*Given task*: In this exercise, return the whole listing exactly, excluding any images.

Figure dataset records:
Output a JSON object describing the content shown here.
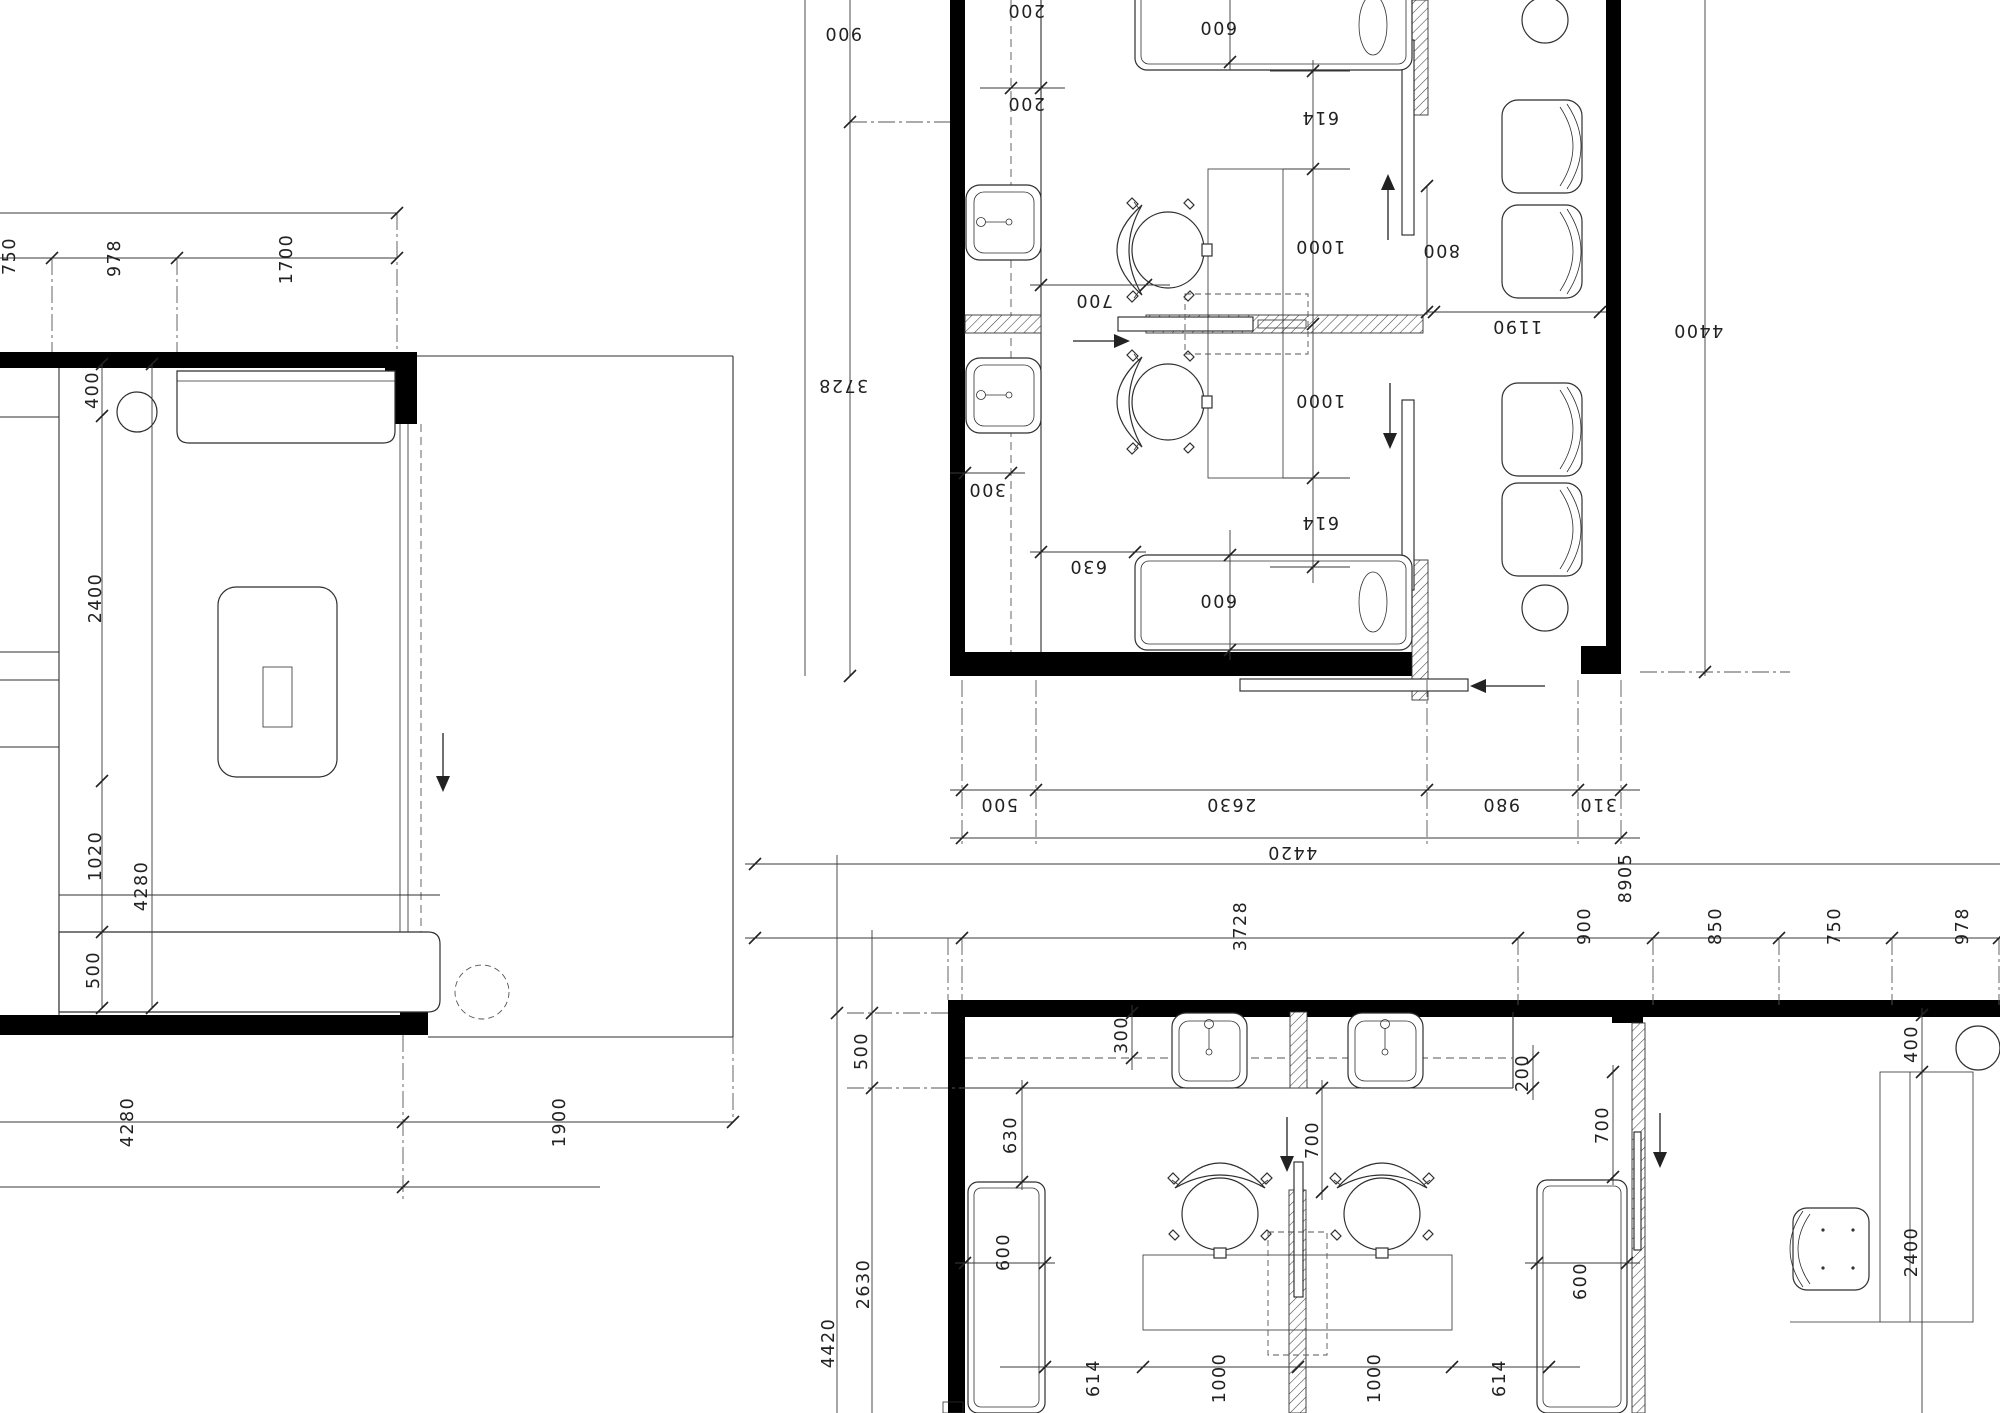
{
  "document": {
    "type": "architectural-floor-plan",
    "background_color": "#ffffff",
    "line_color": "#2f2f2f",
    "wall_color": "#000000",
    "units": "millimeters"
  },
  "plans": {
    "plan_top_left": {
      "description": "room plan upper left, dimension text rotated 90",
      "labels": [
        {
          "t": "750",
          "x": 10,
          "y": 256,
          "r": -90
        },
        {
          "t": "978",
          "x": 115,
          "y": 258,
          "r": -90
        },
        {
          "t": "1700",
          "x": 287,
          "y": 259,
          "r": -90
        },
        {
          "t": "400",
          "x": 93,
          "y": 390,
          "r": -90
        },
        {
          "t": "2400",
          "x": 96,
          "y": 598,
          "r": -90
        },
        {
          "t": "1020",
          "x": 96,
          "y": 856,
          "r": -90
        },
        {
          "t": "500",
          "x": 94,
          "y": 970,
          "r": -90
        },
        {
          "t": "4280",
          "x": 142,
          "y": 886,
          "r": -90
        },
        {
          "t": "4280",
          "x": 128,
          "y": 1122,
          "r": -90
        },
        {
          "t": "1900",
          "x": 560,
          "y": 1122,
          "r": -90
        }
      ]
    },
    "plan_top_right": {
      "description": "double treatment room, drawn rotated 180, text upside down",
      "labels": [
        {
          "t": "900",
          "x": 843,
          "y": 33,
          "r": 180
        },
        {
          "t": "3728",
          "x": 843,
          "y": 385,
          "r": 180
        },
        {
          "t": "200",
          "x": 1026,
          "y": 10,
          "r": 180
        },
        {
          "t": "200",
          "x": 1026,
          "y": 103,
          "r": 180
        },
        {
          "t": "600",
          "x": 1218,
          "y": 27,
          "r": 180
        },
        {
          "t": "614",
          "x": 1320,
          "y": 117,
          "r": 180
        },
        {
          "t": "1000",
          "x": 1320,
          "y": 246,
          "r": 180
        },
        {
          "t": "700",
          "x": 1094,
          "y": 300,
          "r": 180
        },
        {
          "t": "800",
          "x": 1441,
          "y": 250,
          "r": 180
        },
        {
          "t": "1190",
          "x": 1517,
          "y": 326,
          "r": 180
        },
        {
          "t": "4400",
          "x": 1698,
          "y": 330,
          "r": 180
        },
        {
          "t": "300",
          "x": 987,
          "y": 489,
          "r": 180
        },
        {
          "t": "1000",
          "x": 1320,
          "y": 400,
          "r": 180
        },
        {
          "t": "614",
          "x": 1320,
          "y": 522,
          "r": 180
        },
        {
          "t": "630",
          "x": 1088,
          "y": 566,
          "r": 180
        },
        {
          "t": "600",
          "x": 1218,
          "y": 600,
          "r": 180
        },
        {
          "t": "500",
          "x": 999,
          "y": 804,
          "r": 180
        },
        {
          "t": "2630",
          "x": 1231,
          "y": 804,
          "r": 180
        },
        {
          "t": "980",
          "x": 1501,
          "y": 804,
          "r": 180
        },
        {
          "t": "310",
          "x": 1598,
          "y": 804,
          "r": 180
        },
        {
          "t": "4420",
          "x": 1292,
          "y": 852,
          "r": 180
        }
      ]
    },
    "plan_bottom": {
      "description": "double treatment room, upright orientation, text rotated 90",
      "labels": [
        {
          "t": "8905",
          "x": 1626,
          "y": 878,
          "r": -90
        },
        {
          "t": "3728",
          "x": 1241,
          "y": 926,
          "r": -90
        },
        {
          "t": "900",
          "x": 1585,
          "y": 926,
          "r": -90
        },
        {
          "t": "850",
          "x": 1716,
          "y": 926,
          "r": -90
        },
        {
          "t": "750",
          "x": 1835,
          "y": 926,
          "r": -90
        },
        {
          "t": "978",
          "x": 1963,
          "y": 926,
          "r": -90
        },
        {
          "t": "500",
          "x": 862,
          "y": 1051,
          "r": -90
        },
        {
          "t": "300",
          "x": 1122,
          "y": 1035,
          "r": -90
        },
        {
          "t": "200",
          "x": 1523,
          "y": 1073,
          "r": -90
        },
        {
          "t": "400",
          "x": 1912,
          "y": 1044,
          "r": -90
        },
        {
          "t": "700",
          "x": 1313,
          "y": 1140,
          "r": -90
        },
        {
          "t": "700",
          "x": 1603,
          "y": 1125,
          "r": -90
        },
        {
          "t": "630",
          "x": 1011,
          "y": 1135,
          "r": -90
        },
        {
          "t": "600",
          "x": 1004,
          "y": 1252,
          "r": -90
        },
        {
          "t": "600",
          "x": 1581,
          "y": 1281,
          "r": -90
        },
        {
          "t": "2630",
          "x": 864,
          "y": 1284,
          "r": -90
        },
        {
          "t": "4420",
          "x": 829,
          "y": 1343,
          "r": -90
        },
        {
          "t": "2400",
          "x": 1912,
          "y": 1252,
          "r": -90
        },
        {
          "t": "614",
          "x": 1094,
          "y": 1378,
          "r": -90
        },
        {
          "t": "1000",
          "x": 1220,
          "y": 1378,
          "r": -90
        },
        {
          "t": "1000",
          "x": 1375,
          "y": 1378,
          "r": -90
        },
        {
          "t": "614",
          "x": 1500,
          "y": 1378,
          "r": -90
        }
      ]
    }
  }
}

*Result of the exercise*:
Output a JSON object describing the content shown here.
{
  "document": {
    "type": "architectural-floor-plan",
    "background_color": "#ffffff",
    "line_color": "#2f2f2f",
    "wall_color": "#000000",
    "units": "millimeters"
  },
  "plans": {
    "plan_top_left": {
      "description": "room plan upper left, dimension text rotated 90",
      "labels": [
        {
          "t": "750",
          "x": 10,
          "y": 256,
          "r": -90
        },
        {
          "t": "978",
          "x": 115,
          "y": 258,
          "r": -90
        },
        {
          "t": "1700",
          "x": 287,
          "y": 259,
          "r": -90
        },
        {
          "t": "400",
          "x": 93,
          "y": 390,
          "r": -90
        },
        {
          "t": "2400",
          "x": 96,
          "y": 598,
          "r": -90
        },
        {
          "t": "1020",
          "x": 96,
          "y": 856,
          "r": -90
        },
        {
          "t": "500",
          "x": 94,
          "y": 970,
          "r": -90
        },
        {
          "t": "4280",
          "x": 142,
          "y": 886,
          "r": -90
        },
        {
          "t": "4280",
          "x": 128,
          "y": 1122,
          "r": -90
        },
        {
          "t": "1900",
          "x": 560,
          "y": 1122,
          "r": -90
        }
      ]
    },
    "plan_top_right": {
      "description": "double treatment room, drawn rotated 180, text upside down",
      "labels": [
        {
          "t": "900",
          "x": 843,
          "y": 33,
          "r": 180
        },
        {
          "t": "3728",
          "x": 843,
          "y": 385,
          "r": 180
        },
        {
          "t": "200",
          "x": 1026,
          "y": 10,
          "r": 180
        },
        {
          "t": "200",
          "x": 1026,
          "y": 103,
          "r": 180
        },
        {
          "t": "600",
          "x": 1218,
          "y": 27,
          "r": 180
        },
        {
          "t": "614",
          "x": 1320,
          "y": 117,
          "r": 180
        },
        {
          "t": "1000",
          "x": 1320,
          "y": 246,
          "r": 180
        },
        {
          "t": "700",
          "x": 1094,
          "y": 300,
          "r": 180
        },
        {
          "t": "800",
          "x": 1441,
          "y": 250,
          "r": 180
        },
        {
          "t": "1190",
          "x": 1517,
          "y": 326,
          "r": 180
        },
        {
          "t": "4400",
          "x": 1698,
          "y": 330,
          "r": 180
        },
        {
          "t": "300",
          "x": 987,
          "y": 489,
          "r": 180
        },
        {
          "t": "1000",
          "x": 1320,
          "y": 400,
          "r": 180
        },
        {
          "t": "614",
          "x": 1320,
          "y": 522,
          "r": 180
        },
        {
          "t": "630",
          "x": 1088,
          "y": 566,
          "r": 180
        },
        {
          "t": "600",
          "x": 1218,
          "y": 600,
          "r": 180
        },
        {
          "t": "500",
          "x": 999,
          "y": 804,
          "r": 180
        },
        {
          "t": "2630",
          "x": 1231,
          "y": 804,
          "r": 180
        },
        {
          "t": "980",
          "x": 1501,
          "y": 804,
          "r": 180
        },
        {
          "t": "310",
          "x": 1598,
          "y": 804,
          "r": 180
        },
        {
          "t": "4420",
          "x": 1292,
          "y": 852,
          "r": 180
        }
      ]
    },
    "plan_bottom": {
      "description": "double treatment room, upright orientation, text rotated 90",
      "labels": [
        {
          "t": "8905",
          "x": 1626,
          "y": 878,
          "r": -90
        },
        {
          "t": "3728",
          "x": 1241,
          "y": 926,
          "r": -90
        },
        {
          "t": "900",
          "x": 1585,
          "y": 926,
          "r": -90
        },
        {
          "t": "850",
          "x": 1716,
          "y": 926,
          "r": -90
        },
        {
          "t": "750",
          "x": 1835,
          "y": 926,
          "r": -90
        },
        {
          "t": "978",
          "x": 1963,
          "y": 926,
          "r": -90
        },
        {
          "t": "500",
          "x": 862,
          "y": 1051,
          "r": -90
        },
        {
          "t": "300",
          "x": 1122,
          "y": 1035,
          "r": -90
        },
        {
          "t": "200",
          "x": 1523,
          "y": 1073,
          "r": -90
        },
        {
          "t": "400",
          "x": 1912,
          "y": 1044,
          "r": -90
        },
        {
          "t": "700",
          "x": 1313,
          "y": 1140,
          "r": -90
        },
        {
          "t": "700",
          "x": 1603,
          "y": 1125,
          "r": -90
        },
        {
          "t": "630",
          "x": 1011,
          "y": 1135,
          "r": -90
        },
        {
          "t": "600",
          "x": 1004,
          "y": 1252,
          "r": -90
        },
        {
          "t": "600",
          "x": 1581,
          "y": 1281,
          "r": -90
        },
        {
          "t": "2630",
          "x": 864,
          "y": 1284,
          "r": -90
        },
        {
          "t": "4420",
          "x": 829,
          "y": 1343,
          "r": -90
        },
        {
          "t": "2400",
          "x": 1912,
          "y": 1252,
          "r": -90
        },
        {
          "t": "614",
          "x": 1094,
          "y": 1378,
          "r": -90
        },
        {
          "t": "1000",
          "x": 1220,
          "y": 1378,
          "r": -90
        },
        {
          "t": "1000",
          "x": 1375,
          "y": 1378,
          "r": -90
        },
        {
          "t": "614",
          "x": 1500,
          "y": 1378,
          "r": -90
        }
      ]
    }
  }
}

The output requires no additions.